____ Provided information
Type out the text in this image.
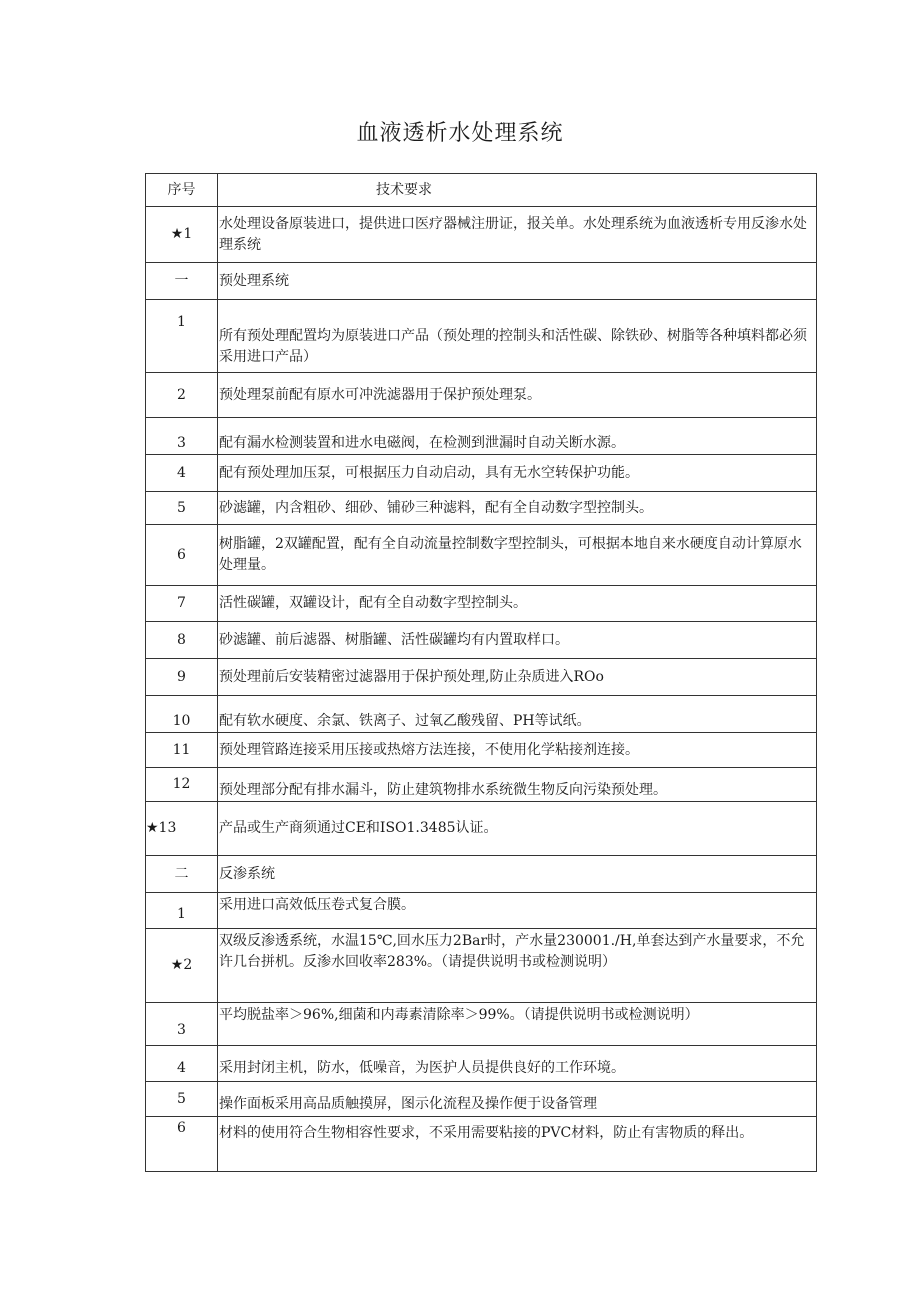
血液透析水处理系统
序号	技术要求
★1	水处理设备原装进口，提供进口医疗器械注册证，报关单。水处理系统为血液透析专用反渗水处理系统
一	预处理系统
1	所有预处理配置均为原装进口产品（预处理的控制头和活性碳、除铁砂、树脂等各种填料都必须采用进口产品）
2	预处理泵前配有原水可冲洗滤器用于保护预处理泵。
3	配有漏水检测装置和进水电磁阀，在检测到泄漏时自动关断水源。
4	配有预处理加压泵，可根据压力自动启动，具有无水空转保护功能。
5	砂滤罐，内含粗砂、细砂、铺砂三种滤料，配有全自动数字型控制头。
6	树脂罐，2双罐配置，配有全自动流量控制数字型控制头，可根据本地自来水硬度自动计算原水处理量。
7	活性碳罐，双罐设计，配有全自动数字型控制头。
8	砂滤罐、前后滤器、树脂罐、活性碳罐均有内置取样口。
9	预处理前后安装精密过滤器用于保护预处理,防止杂质进入ROo
10	配有软水硬度、余氯、铁离子、过氧乙酸残留、PH等试纸。
11	预处理管路连接采用压接或热熔方法连接，不使用化学粘接剂连接。
12	预处理部分配有排水漏斗，防止建筑物排水系统微生物反向污染预处理。
★13	产品或生产商须通过CE和ISO1.3485认证。
二	反渗系统
1	采用进口高效低压卷式复合膜。
★2	双级反渗透系统，水温15℃,回水压力2Bar时，产水量230001./H,单套达到产水量要求，不允许几台拼机。反渗水回收率283%。（请提供说明书或检测说明）
3	平均脱盐率＞96%,细菌和内毒素清除率＞99%。（请提供说明书或检测说明）
4	采用封闭主机，防水，低噪音，为医护人员提供良好的工作环境。
5	操作面板采用高品质触摸屏，图示化流程及操作便于设备管理
6	材料的使用符合生物相容性要求，不采用需要粘接的PVC材料，防止有害物质的释出。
________
Which lines contain the word "请提供说明书或检测说明"? Copy each of them.

Problem solution:
★2	双级反渗透系统，水温15℃,回水压力2Bar时，产水量230001./H,单套达到产水量要求，不允许几台拼机。反渗水回收率283%。（请提供说明书或检测说明）
3	平均脱盐率＞96%,细菌和内毒素清除率＞99%。（请提供说明书或检测说明）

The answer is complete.